++++ DATASET ROWS ++++

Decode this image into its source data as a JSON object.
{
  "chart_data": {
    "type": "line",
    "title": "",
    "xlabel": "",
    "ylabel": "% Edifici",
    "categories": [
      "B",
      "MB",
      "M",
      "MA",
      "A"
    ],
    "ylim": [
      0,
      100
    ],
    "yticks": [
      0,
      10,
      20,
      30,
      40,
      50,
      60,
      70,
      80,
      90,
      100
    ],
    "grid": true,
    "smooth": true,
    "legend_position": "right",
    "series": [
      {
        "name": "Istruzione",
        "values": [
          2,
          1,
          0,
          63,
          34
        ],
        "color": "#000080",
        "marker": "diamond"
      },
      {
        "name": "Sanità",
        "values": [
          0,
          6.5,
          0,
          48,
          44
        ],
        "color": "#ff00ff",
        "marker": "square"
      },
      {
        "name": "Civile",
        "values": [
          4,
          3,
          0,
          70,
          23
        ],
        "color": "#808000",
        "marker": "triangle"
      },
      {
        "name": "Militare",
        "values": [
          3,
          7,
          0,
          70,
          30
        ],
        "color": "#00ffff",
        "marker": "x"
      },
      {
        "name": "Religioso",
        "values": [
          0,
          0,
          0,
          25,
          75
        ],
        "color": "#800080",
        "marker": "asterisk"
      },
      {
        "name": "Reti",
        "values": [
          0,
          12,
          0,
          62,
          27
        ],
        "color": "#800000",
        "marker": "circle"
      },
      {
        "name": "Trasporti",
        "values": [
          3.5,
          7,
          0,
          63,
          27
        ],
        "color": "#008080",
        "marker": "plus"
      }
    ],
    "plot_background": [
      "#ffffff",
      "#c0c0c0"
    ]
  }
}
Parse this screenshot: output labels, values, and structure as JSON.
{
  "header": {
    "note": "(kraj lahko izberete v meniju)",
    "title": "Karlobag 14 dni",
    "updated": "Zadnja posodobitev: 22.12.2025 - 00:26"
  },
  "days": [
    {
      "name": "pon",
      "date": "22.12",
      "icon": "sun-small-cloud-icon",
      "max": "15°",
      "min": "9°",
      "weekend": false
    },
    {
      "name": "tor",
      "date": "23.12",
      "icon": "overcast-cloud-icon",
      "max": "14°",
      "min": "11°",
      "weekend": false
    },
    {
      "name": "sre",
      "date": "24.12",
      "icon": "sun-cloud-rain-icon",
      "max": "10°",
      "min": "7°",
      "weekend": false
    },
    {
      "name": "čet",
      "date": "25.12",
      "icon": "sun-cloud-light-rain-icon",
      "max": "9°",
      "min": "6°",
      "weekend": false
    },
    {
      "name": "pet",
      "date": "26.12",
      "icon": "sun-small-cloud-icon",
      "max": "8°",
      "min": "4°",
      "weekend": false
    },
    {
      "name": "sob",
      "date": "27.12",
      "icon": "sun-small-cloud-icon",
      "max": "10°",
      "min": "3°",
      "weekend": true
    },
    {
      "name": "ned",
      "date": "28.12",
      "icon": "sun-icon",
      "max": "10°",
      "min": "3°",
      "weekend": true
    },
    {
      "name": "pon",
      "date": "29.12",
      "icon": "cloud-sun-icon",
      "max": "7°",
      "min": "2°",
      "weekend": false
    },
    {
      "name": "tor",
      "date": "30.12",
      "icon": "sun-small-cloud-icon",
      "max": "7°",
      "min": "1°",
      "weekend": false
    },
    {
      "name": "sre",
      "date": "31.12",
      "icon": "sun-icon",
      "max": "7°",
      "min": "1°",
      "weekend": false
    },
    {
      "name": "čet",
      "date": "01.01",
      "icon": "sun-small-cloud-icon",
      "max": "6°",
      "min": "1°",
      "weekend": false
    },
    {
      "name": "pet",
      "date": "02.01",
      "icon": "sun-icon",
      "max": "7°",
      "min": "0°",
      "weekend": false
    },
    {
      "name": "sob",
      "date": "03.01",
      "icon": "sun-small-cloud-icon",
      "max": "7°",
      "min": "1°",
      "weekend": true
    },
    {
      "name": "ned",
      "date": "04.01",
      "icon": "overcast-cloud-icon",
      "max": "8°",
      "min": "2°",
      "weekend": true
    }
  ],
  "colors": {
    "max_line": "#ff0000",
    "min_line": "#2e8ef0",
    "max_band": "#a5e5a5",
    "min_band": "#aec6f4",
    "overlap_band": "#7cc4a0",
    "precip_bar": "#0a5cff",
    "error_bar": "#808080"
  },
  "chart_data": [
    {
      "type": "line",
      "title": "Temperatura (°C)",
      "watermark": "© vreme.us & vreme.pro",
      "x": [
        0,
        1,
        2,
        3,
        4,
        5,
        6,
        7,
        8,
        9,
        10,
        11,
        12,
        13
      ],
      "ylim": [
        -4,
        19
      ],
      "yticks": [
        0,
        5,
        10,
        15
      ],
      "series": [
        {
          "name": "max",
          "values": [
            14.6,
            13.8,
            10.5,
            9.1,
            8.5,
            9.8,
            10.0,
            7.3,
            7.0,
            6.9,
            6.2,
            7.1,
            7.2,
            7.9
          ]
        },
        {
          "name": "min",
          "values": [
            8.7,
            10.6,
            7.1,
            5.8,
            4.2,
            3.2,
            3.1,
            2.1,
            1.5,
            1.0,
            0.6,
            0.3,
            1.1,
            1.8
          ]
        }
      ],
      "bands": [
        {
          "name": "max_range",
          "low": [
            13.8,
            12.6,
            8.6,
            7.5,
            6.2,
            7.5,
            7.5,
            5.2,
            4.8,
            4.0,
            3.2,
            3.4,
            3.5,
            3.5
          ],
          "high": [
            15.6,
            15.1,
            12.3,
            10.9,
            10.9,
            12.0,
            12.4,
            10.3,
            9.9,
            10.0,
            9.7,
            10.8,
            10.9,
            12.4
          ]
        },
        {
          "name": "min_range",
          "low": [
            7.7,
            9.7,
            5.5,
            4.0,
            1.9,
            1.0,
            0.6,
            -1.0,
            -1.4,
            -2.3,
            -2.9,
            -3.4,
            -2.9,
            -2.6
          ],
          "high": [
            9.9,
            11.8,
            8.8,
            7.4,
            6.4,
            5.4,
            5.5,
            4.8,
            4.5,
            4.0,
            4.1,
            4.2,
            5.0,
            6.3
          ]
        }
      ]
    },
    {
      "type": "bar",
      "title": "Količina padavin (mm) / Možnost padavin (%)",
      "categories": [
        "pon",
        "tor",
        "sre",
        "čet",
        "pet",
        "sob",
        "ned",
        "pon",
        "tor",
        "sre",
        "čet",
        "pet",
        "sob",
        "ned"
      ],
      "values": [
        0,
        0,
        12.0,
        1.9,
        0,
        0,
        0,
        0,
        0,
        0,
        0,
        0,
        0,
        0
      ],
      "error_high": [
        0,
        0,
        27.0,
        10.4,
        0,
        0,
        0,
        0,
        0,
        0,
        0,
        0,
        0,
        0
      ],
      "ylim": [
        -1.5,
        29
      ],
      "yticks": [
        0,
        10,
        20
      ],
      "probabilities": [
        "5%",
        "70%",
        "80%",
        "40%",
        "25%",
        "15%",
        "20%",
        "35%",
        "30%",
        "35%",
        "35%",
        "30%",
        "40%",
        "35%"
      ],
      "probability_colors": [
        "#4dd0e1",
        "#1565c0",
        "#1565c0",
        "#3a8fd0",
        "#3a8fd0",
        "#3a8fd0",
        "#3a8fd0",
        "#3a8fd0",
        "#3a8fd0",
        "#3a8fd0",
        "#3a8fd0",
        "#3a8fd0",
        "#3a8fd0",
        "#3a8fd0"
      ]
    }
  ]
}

++++

*YOUR OBJECTIVE:*
The lines above should be duplicated exactly.

*OUTPUT:*
Decode this image into its source data as a JSON object.
{
  "chart_data": {
    "type": "line",
    "title": "",
    "xlabel": "",
    "ylabel": "% Edifici",
    "categories": [
      "B",
      "MB",
      "M",
      "MA",
      "A"
    ],
    "ylim": [
      0,
      100
    ],
    "yticks": [
      0,
      10,
      20,
      30,
      40,
      50,
      60,
      70,
      80,
      90,
      100
    ],
    "grid": true,
    "smooth": true,
    "legend_position": "right",
    "series": [
      {
        "name": "Istruzione",
        "values": [
          2,
          1,
          0,
          63,
          34
        ],
        "color": "#000080",
        "marker": "diamond"
      },
      {
        "name": "Sanità",
        "values": [
          0,
          6.5,
          0,
          48,
          44
        ],
        "color": "#ff00ff",
        "marker": "square"
      },
      {
        "name": "Civile",
        "values": [
          4,
          3,
          0,
          70,
          23
        ],
        "color": "#808000",
        "marker": "triangle"
      },
      {
        "name": "Militare",
        "values": [
          3,
          7,
          0,
          70,
          30
        ],
        "color": "#00ffff",
        "marker": "x"
      },
      {
        "name": "Religioso",
        "values": [
          0,
          0,
          0,
          25,
          75
        ],
        "color": "#800080",
        "marker": "asterisk"
      },
      {
        "name": "Reti",
        "values": [
          0,
          12,
          0,
          62,
          27
        ],
        "color": "#800000",
        "marker": "circle"
      },
      {
        "name": "Trasporti",
        "values": [
          3.5,
          7,
          0,
          63,
          27
        ],
        "color": "#008080",
        "marker": "plus"
      }
    ],
    "plot_background": [
      "#ffffff",
      "#c0c0c0"
    ]
  }
}
Parse this screenshot: output labels, values, and structure as JSON.
{
  "header": {
    "note": "(kraj lahko izberete v meniju)",
    "title": "Karlobag 14 dni",
    "updated": "Zadnja posodobitev: 22.12.2025 - 00:26"
  },
  "days": [
    {
      "name": "pon",
      "date": "22.12",
      "icon": "sun-small-cloud-icon",
      "max": "15°",
      "min": "9°",
      "weekend": false
    },
    {
      "name": "tor",
      "date": "23.12",
      "icon": "overcast-cloud-icon",
      "max": "14°",
      "min": "11°",
      "weekend": false
    },
    {
      "name": "sre",
      "date": "24.12",
      "icon": "sun-cloud-rain-icon",
      "max": "10°",
      "min": "7°",
      "weekend": false
    },
    {
      "name": "čet",
      "date": "25.12",
      "icon": "sun-cloud-light-rain-icon",
      "max": "9°",
      "min": "6°",
      "weekend": false
    },
    {
      "name": "pet",
      "date": "26.12",
      "icon": "sun-small-cloud-icon",
      "max": "8°",
      "min": "4°",
      "weekend": false
    },
    {
      "name": "sob",
      "date": "27.12",
      "icon": "sun-small-cloud-icon",
      "max": "10°",
      "min": "3°",
      "weekend": true
    },
    {
      "name": "ned",
      "date": "28.12",
      "icon": "sun-icon",
      "max": "10°",
      "min": "3°",
      "weekend": true
    },
    {
      "name": "pon",
      "date": "29.12",
      "icon": "cloud-sun-icon",
      "max": "7°",
      "min": "2°",
      "weekend": false
    },
    {
      "name": "tor",
      "date": "30.12",
      "icon": "sun-small-cloud-icon",
      "max": "7°",
      "min": "1°",
      "weekend": false
    },
    {
      "name": "sre",
      "date": "31.12",
      "icon": "sun-icon",
      "max": "7°",
      "min": "1°",
      "weekend": false
    },
    {
      "name": "čet",
      "date": "01.01",
      "icon": "sun-small-cloud-icon",
      "max": "6°",
      "min": "1°",
      "weekend": false
    },
    {
      "name": "pet",
      "date": "02.01",
      "icon": "sun-icon",
      "max": "7°",
      "min": "0°",
      "weekend": false
    },
    {
      "name": "sob",
      "date": "03.01",
      "icon": "sun-small-cloud-icon",
      "max": "7°",
      "min": "1°",
      "weekend": true
    },
    {
      "name": "ned",
      "date": "04.01",
      "icon": "overcast-cloud-icon",
      "max": "8°",
      "min": "2°",
      "weekend": true
    }
  ],
  "colors": {
    "max_line": "#ff0000",
    "min_line": "#2e8ef0",
    "max_band": "#a5e5a5",
    "min_band": "#aec6f4",
    "overlap_band": "#7cc4a0",
    "precip_bar": "#0a5cff",
    "error_bar": "#808080"
  },
  "chart_data": [
    {
      "type": "line",
      "title": "Temperatura (°C)",
      "watermark": "© vreme.us & vreme.pro",
      "x": [
        0,
        1,
        2,
        3,
        4,
        5,
        6,
        7,
        8,
        9,
        10,
        11,
        12,
        13
      ],
      "ylim": [
        -4,
        19
      ],
      "yticks": [
        0,
        5,
        10,
        15
      ],
      "series": [
        {
          "name": "max",
          "values": [
            14.6,
            13.8,
            10.5,
            9.1,
            8.5,
            9.8,
            10.0,
            7.3,
            7.0,
            6.9,
            6.2,
            7.1,
            7.2,
            7.9
          ]
        },
        {
          "name": "min",
          "values": [
            8.7,
            10.6,
            7.1,
            5.8,
            4.2,
            3.2,
            3.1,
            2.1,
            1.5,
            1.0,
            0.6,
            0.3,
            1.1,
            1.8
          ]
        }
      ],
      "bands": [
        {
          "name": "max_range",
          "low": [
            13.8,
            12.6,
            8.6,
            7.5,
            6.2,
            7.5,
            7.5,
            5.2,
            4.8,
            4.0,
            3.2,
            3.4,
            3.5,
            3.5
          ],
          "high": [
            15.6,
            15.1,
            12.3,
            10.9,
            10.9,
            12.0,
            12.4,
            10.3,
            9.9,
            10.0,
            9.7,
            10.8,
            10.9,
            12.4
          ]
        },
        {
          "name": "min_range",
          "low": [
            7.7,
            9.7,
            5.5,
            4.0,
            1.9,
            1.0,
            0.6,
            -1.0,
            -1.4,
            -2.3,
            -2.9,
            -3.4,
            -2.9,
            -2.6
          ],
          "high": [
            9.9,
            11.8,
            8.8,
            7.4,
            6.4,
            5.4,
            5.5,
            4.8,
            4.5,
            4.0,
            4.1,
            4.2,
            5.0,
            6.3
          ]
        }
      ]
    },
    {
      "type": "bar",
      "title": "Količina padavin (mm) / Možnost padavin (%)",
      "categories": [
        "pon",
        "tor",
        "sre",
        "čet",
        "pet",
        "sob",
        "ned",
        "pon",
        "tor",
        "sre",
        "čet",
        "pet",
        "sob",
        "ned"
      ],
      "values": [
        0,
        0,
        12.0,
        1.9,
        0,
        0,
        0,
        0,
        0,
        0,
        0,
        0,
        0,
        0
      ],
      "error_high": [
        0,
        0,
        27.0,
        10.4,
        0,
        0,
        0,
        0,
        0,
        0,
        0,
        0,
        0,
        0
      ],
      "ylim": [
        -1.5,
        29
      ],
      "yticks": [
        0,
        10,
        20
      ],
      "probabilities": [
        "5%",
        "70%",
        "80%",
        "40%",
        "25%",
        "15%",
        "20%",
        "35%",
        "30%",
        "35%",
        "35%",
        "30%",
        "40%",
        "35%"
      ],
      "probability_colors": [
        "#4dd0e1",
        "#1565c0",
        "#1565c0",
        "#3a8fd0",
        "#3a8fd0",
        "#3a8fd0",
        "#3a8fd0",
        "#3a8fd0",
        "#3a8fd0",
        "#3a8fd0",
        "#3a8fd0",
        "#3a8fd0",
        "#3a8fd0",
        "#3a8fd0"
      ]
    }
  ]
}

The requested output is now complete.